▸ **Supplied material**:
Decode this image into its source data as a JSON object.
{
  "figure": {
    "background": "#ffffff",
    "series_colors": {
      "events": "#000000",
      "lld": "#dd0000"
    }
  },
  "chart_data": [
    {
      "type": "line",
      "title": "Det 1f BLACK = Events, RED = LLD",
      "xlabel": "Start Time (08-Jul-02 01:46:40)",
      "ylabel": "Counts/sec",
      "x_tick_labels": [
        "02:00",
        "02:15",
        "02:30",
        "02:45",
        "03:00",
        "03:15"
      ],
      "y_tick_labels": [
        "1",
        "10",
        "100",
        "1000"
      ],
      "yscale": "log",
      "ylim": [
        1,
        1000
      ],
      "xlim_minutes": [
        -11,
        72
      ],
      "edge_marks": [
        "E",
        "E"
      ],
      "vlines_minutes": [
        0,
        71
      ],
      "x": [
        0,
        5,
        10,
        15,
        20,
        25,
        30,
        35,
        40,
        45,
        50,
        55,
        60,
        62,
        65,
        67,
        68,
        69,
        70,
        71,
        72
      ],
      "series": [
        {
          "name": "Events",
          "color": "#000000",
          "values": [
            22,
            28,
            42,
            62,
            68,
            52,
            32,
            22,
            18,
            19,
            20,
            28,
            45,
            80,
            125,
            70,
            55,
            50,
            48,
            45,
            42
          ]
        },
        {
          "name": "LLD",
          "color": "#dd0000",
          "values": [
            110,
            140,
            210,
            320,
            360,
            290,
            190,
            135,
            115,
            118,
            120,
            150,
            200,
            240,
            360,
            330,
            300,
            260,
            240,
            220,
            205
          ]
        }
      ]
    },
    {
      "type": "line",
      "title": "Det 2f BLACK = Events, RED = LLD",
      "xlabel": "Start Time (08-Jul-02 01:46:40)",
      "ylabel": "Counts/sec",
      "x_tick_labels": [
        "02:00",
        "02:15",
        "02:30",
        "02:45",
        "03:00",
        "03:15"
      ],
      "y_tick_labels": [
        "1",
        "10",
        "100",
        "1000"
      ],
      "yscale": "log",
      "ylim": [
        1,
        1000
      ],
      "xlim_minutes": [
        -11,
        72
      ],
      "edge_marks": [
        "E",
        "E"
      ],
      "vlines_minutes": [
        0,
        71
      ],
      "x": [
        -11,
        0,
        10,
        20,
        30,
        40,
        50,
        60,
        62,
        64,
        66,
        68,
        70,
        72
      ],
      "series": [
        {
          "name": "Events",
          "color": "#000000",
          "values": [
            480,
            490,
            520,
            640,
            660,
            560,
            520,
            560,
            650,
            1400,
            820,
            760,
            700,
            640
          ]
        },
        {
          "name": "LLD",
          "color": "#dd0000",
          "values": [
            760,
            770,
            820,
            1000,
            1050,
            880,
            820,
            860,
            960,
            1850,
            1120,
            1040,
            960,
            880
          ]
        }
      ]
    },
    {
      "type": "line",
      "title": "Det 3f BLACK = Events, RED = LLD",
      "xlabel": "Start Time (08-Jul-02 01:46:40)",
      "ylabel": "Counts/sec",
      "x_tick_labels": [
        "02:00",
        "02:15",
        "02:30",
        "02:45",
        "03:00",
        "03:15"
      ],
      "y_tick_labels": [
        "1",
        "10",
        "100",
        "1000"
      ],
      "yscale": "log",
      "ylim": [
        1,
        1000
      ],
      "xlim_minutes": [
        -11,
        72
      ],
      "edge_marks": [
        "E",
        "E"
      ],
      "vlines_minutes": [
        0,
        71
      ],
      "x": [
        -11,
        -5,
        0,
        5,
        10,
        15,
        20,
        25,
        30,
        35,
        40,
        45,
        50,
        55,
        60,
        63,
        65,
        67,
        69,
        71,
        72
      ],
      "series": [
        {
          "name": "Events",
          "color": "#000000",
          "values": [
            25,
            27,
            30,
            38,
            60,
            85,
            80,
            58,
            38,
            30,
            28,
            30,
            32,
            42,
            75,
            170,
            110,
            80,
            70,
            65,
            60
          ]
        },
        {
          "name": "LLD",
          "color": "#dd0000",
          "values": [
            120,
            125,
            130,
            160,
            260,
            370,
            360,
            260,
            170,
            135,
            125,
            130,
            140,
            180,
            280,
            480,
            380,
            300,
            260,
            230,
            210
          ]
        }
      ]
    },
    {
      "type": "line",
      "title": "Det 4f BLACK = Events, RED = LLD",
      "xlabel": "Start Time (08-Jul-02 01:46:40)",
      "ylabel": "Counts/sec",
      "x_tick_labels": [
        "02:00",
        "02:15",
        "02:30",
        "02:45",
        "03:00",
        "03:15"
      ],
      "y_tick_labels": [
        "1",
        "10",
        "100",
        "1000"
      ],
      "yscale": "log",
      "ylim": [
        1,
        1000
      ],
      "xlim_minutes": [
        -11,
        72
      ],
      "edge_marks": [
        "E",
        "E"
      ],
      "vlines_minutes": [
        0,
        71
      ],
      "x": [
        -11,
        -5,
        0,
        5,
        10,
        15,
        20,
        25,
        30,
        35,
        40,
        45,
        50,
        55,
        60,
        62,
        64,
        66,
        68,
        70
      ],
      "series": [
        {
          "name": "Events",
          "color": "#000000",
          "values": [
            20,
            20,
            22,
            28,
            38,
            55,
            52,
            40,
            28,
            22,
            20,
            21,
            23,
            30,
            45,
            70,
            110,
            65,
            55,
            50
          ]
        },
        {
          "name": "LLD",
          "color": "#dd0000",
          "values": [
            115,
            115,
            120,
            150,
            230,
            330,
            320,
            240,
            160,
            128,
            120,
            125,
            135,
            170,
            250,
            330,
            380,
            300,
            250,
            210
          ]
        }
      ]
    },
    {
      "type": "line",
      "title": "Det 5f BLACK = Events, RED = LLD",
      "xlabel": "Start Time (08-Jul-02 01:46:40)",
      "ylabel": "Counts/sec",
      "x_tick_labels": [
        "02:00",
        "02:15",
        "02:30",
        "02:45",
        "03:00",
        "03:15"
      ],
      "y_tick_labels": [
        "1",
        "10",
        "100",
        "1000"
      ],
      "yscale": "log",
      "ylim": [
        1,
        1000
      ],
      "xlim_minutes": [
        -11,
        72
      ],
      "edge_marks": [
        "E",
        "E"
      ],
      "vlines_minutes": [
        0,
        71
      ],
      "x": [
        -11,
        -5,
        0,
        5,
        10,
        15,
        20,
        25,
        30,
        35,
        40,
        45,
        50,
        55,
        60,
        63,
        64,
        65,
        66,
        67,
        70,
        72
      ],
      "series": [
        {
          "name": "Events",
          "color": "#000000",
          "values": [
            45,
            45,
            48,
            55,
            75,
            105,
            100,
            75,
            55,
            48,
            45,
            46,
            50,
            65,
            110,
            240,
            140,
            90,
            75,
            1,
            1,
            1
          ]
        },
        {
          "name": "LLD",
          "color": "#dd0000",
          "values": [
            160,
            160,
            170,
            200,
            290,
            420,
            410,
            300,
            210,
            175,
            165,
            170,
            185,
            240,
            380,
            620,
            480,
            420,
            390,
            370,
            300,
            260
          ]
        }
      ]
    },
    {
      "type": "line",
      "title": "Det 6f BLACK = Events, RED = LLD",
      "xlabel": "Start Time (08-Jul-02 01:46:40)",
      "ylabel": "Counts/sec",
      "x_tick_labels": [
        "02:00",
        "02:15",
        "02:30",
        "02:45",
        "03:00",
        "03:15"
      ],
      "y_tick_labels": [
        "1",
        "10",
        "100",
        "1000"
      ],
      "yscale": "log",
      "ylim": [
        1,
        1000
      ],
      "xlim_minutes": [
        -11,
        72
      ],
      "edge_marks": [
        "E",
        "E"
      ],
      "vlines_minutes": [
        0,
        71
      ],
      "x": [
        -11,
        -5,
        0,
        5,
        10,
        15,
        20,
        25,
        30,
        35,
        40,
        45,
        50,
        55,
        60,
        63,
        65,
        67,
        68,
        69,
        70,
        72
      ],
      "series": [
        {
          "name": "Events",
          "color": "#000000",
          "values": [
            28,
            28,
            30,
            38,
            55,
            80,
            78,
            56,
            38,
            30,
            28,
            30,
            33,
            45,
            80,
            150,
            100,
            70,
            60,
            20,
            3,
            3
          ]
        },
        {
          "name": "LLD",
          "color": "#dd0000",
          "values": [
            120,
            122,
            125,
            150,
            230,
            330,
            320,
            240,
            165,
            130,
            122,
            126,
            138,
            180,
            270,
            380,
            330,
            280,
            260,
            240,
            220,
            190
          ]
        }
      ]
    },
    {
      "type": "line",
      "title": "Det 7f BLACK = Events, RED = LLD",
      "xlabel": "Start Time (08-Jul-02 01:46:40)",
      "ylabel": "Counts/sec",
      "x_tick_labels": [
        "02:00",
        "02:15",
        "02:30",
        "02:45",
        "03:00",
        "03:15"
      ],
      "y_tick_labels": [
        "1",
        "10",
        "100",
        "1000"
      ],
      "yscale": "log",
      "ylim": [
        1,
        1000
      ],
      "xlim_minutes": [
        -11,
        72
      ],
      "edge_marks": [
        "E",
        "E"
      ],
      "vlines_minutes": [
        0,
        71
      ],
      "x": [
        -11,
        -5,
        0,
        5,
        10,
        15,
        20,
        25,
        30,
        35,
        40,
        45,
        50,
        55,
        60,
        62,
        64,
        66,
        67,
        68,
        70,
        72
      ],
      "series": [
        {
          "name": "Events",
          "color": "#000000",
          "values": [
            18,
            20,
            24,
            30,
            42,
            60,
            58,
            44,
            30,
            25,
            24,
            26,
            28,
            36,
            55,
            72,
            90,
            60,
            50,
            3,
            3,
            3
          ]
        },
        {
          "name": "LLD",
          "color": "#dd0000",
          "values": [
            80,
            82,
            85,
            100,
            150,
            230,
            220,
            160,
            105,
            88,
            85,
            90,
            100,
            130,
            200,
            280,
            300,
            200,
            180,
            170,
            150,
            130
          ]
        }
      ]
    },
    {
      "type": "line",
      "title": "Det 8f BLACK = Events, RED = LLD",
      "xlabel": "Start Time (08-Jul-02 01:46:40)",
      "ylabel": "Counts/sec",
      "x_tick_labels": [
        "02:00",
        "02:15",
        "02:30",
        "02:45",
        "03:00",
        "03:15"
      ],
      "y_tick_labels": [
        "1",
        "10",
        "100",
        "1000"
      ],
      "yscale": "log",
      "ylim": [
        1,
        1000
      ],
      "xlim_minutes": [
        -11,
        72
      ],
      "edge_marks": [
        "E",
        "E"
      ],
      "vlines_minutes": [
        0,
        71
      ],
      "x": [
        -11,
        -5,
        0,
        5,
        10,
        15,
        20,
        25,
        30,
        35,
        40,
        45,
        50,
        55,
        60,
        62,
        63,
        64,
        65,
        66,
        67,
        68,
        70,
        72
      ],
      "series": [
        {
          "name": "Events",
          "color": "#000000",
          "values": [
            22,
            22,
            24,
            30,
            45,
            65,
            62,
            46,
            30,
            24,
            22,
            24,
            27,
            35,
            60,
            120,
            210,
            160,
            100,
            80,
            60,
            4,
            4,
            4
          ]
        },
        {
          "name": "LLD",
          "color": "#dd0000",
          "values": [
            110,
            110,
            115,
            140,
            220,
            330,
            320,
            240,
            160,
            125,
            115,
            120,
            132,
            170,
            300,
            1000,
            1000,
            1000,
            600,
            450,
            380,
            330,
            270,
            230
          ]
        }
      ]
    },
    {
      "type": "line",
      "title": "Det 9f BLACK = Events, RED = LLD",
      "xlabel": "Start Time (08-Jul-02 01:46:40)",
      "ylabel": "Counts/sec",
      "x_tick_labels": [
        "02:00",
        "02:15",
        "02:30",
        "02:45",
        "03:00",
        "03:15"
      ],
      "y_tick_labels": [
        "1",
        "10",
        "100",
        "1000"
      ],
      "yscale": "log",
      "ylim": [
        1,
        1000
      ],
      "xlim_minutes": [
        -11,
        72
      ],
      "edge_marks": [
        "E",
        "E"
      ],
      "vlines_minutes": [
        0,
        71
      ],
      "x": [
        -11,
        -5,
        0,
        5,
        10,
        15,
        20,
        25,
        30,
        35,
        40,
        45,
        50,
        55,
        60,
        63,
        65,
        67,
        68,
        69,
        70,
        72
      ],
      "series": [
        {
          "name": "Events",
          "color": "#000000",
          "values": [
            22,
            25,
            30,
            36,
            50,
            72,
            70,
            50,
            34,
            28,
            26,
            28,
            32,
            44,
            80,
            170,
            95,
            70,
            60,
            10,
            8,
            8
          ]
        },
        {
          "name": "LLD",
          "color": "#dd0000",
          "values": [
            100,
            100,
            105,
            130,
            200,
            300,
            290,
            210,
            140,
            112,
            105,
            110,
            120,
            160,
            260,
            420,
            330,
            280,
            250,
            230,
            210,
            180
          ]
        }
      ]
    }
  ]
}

▸ **Task to carry out**: State the count of lines that contain the string "title". Nothing else is needed.

▸ **Completed task**: 9